__DESCRIPTION OF THE TASK__. Retype the material in full, keeping every word the same.

Entries from a dataset:
....................

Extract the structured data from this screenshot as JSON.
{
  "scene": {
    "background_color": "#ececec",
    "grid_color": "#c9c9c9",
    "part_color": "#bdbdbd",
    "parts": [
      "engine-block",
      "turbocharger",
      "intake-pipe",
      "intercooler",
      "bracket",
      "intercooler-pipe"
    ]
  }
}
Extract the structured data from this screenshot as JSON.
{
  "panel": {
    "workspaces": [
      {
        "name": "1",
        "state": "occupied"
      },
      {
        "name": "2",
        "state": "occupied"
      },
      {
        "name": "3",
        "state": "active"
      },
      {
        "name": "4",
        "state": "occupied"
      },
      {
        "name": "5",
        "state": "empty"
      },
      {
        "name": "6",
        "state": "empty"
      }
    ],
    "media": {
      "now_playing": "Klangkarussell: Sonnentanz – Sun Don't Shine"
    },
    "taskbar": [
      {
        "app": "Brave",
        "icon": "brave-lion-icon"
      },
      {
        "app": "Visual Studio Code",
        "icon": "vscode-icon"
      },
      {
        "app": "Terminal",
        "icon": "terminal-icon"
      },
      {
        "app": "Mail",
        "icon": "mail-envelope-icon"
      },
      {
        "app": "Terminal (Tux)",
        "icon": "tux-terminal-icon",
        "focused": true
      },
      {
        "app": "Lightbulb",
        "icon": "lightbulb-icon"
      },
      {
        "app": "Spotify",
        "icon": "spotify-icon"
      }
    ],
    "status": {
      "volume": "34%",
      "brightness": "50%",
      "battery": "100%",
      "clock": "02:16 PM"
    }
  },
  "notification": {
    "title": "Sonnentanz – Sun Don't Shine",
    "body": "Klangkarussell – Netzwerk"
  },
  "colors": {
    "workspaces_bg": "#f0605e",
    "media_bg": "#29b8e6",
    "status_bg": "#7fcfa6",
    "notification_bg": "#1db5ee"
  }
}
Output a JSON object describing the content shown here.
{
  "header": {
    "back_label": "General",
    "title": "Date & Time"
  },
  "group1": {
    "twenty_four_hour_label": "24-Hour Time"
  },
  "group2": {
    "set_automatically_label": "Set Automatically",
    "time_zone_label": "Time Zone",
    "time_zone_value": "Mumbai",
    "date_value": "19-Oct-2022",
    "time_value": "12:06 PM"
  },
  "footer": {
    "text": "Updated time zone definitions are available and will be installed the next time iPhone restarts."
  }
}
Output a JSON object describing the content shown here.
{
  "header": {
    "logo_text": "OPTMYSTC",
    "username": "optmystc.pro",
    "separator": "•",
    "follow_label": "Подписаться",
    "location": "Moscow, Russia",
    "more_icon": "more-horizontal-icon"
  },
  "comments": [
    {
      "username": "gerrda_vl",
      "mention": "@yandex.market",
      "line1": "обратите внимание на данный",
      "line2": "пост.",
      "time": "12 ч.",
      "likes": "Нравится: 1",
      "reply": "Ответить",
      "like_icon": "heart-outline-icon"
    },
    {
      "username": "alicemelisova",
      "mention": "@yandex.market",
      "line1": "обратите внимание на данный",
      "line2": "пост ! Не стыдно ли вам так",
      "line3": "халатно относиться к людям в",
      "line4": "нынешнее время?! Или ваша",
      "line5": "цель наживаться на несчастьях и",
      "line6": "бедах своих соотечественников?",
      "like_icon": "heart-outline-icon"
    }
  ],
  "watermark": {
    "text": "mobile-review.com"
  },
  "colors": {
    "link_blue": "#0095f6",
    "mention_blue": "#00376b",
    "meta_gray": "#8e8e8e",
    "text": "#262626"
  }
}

....................

__WRITTEN SOLUTION__.
Extract the structured data from this screenshot as JSON.
{
  "scene": {
    "background_color": "#ececec",
    "grid_color": "#c9c9c9",
    "part_color": "#bdbdbd",
    "parts": [
      "engine-block",
      "turbocharger",
      "intake-pipe",
      "intercooler",
      "bracket",
      "intercooler-pipe"
    ]
  }
}
Extract the structured data from this screenshot as JSON.
{
  "panel": {
    "workspaces": [
      {
        "name": "1",
        "state": "occupied"
      },
      {
        "name": "2",
        "state": "occupied"
      },
      {
        "name": "3",
        "state": "active"
      },
      {
        "name": "4",
        "state": "occupied"
      },
      {
        "name": "5",
        "state": "empty"
      },
      {
        "name": "6",
        "state": "empty"
      }
    ],
    "media": {
      "now_playing": "Klangkarussell: Sonnentanz – Sun Don't Shine"
    },
    "taskbar": [
      {
        "app": "Brave",
        "icon": "brave-lion-icon"
      },
      {
        "app": "Visual Studio Code",
        "icon": "vscode-icon"
      },
      {
        "app": "Terminal",
        "icon": "terminal-icon"
      },
      {
        "app": "Mail",
        "icon": "mail-envelope-icon"
      },
      {
        "app": "Terminal (Tux)",
        "icon": "tux-terminal-icon",
        "focused": true
      },
      {
        "app": "Lightbulb",
        "icon": "lightbulb-icon"
      },
      {
        "app": "Spotify",
        "icon": "spotify-icon"
      }
    ],
    "status": {
      "volume": "34%",
      "brightness": "50%",
      "battery": "100%",
      "clock": "02:16 PM"
    }
  },
  "notification": {
    "title": "Sonnentanz – Sun Don't Shine",
    "body": "Klangkarussell – Netzwerk"
  },
  "colors": {
    "workspaces_bg": "#f0605e",
    "media_bg": "#29b8e6",
    "status_bg": "#7fcfa6",
    "notification_bg": "#1db5ee"
  }
}
Output a JSON object describing the content shown here.
{
  "header": {
    "back_label": "General",
    "title": "Date & Time"
  },
  "group1": {
    "twenty_four_hour_label": "24-Hour Time"
  },
  "group2": {
    "set_automatically_label": "Set Automatically",
    "time_zone_label": "Time Zone",
    "time_zone_value": "Mumbai",
    "date_value": "19-Oct-2022",
    "time_value": "12:06 PM"
  },
  "footer": {
    "text": "Updated time zone definitions are available and will be installed the next time iPhone restarts."
  }
}
Output a JSON object describing the content shown here.
{
  "header": {
    "logo_text": "OPTMYSTC",
    "username": "optmystc.pro",
    "separator": "•",
    "follow_label": "Подписаться",
    "location": "Moscow, Russia",
    "more_icon": "more-horizontal-icon"
  },
  "comments": [
    {
      "username": "gerrda_vl",
      "mention": "@yandex.market",
      "line1": "обратите внимание на данный",
      "line2": "пост.",
      "time": "12 ч.",
      "likes": "Нравится: 1",
      "reply": "Ответить",
      "like_icon": "heart-outline-icon"
    },
    {
      "username": "alicemelisova",
      "mention": "@yandex.market",
      "line1": "обратите внимание на данный",
      "line2": "пост ! Не стыдно ли вам так",
      "line3": "халатно относиться к людям в",
      "line4": "нынешнее время?! Или ваша",
      "line5": "цель наживаться на несчастьях и",
      "line6": "бедах своих соотечественников?",
      "like_icon": "heart-outline-icon"
    }
  ],
  "watermark": {
    "text": "mobile-review.com"
  },
  "colors": {
    "link_blue": "#0095f6",
    "mention_blue": "#00376b",
    "meta_gray": "#8e8e8e",
    "text": "#262626"
  }
}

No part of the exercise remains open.